> [To do] Find the lines that contain the word "lowerleft" and copy each one.

> [Data for this exercise]
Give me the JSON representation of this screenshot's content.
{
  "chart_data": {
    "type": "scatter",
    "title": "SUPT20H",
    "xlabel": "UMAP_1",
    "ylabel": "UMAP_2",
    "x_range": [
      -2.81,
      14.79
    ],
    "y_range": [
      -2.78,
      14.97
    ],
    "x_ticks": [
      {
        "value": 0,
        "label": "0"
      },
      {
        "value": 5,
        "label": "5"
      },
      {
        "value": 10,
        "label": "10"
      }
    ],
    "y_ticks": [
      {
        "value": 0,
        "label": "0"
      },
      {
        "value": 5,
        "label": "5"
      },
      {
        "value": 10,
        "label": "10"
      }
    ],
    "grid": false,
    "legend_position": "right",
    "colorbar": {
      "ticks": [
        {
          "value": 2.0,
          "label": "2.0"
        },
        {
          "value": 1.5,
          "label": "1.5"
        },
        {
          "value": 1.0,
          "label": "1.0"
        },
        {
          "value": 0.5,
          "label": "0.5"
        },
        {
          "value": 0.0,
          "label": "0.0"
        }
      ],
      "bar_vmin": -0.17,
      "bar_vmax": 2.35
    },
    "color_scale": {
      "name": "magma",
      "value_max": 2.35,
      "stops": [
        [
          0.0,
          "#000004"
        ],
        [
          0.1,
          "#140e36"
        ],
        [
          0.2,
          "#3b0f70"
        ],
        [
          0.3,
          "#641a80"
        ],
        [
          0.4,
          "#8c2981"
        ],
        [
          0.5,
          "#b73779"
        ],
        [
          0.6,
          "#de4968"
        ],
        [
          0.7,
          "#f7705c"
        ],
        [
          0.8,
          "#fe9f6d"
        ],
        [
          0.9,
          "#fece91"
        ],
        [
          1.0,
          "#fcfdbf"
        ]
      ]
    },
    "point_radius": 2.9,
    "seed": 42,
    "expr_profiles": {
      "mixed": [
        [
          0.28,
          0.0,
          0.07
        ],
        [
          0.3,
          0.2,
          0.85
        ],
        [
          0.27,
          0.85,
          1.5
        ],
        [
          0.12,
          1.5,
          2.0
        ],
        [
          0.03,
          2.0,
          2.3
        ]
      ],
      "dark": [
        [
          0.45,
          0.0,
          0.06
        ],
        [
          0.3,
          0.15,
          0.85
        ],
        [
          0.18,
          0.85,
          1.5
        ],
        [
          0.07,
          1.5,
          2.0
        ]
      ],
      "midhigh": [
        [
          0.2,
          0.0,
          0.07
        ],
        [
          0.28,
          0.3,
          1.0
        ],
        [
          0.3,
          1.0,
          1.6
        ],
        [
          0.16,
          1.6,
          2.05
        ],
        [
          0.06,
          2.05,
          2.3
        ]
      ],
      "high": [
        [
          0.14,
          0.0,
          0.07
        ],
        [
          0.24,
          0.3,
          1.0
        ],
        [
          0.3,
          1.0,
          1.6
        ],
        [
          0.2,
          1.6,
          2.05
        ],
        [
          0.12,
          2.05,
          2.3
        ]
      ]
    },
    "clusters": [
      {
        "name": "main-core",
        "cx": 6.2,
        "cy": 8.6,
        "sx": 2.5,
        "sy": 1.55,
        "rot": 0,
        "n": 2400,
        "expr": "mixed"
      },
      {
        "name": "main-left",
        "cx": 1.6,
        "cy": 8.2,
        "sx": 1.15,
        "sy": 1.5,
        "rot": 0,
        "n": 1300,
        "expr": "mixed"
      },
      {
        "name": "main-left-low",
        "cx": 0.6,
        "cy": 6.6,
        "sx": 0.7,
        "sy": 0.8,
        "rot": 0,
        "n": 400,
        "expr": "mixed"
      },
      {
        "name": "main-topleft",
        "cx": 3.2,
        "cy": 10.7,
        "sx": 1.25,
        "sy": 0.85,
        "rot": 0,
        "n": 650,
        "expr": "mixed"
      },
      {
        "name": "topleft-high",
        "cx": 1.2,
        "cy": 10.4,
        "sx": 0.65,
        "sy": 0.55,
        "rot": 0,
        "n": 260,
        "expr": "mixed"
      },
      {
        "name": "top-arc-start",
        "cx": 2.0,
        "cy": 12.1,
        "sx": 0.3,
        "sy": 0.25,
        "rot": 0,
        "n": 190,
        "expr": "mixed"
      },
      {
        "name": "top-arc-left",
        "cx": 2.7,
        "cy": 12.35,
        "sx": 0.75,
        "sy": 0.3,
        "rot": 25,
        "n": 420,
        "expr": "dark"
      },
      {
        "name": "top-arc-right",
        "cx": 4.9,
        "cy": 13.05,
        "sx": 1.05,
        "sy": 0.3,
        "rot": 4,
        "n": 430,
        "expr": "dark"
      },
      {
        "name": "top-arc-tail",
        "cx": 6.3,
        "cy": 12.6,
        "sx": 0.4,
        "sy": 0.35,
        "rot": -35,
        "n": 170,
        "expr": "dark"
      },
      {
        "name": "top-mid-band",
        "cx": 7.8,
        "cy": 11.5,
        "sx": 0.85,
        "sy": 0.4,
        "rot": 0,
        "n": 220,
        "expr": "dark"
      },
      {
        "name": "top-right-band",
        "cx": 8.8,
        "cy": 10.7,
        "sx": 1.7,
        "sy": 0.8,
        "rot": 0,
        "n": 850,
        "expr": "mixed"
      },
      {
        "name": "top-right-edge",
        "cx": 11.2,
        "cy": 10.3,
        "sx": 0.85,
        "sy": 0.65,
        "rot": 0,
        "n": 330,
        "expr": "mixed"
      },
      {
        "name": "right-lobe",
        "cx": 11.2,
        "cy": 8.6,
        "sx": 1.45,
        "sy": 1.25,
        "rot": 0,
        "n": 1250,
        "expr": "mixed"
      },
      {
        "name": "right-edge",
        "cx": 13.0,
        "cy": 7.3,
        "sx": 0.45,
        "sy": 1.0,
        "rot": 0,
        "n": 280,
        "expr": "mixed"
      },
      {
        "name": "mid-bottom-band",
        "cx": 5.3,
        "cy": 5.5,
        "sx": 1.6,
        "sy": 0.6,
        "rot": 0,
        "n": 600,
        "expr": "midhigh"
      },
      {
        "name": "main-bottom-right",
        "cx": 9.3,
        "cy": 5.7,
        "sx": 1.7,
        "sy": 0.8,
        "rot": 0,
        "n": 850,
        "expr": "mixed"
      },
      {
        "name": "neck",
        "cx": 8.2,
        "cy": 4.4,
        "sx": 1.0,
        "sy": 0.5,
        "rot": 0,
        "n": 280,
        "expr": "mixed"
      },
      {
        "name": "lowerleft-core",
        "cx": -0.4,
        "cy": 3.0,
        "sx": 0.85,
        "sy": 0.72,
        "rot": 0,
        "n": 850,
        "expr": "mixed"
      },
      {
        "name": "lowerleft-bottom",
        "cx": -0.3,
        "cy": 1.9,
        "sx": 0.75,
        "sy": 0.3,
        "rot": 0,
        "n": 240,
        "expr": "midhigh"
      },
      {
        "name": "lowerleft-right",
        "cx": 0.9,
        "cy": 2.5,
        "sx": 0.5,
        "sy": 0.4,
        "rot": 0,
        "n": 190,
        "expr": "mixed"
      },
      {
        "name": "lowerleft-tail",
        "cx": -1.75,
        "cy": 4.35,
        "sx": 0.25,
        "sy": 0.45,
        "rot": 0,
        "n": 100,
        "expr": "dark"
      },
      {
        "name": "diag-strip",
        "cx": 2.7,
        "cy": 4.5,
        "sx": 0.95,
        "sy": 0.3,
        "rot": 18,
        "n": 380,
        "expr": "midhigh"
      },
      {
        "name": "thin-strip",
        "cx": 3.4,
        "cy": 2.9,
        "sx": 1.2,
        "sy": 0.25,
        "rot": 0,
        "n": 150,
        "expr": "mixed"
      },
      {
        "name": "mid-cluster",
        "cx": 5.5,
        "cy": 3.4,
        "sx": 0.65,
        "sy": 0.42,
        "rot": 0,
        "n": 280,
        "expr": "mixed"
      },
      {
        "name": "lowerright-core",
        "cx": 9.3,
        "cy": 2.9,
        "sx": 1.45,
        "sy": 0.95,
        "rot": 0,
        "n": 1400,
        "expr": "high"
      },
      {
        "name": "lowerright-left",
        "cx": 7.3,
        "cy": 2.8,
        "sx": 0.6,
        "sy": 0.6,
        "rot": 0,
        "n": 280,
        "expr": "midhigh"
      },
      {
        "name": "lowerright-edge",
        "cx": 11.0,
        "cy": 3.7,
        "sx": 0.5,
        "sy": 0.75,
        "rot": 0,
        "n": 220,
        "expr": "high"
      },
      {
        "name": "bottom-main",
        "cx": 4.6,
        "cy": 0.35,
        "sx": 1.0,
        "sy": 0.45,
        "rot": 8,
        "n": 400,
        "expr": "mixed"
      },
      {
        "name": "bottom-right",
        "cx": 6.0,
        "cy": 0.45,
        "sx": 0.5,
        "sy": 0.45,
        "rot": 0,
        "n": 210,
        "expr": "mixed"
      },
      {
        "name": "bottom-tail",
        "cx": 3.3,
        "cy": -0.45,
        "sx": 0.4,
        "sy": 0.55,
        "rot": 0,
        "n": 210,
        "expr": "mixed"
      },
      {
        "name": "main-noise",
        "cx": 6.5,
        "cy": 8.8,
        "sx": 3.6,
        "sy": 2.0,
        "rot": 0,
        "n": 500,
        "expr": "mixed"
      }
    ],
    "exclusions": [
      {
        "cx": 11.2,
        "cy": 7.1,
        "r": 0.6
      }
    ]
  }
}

> [Completed exercise]
        "name": "lowerleft-core",
        "name": "lowerleft-bottom",
        "name": "lowerleft-right",
        "name": "lowerleft-tail",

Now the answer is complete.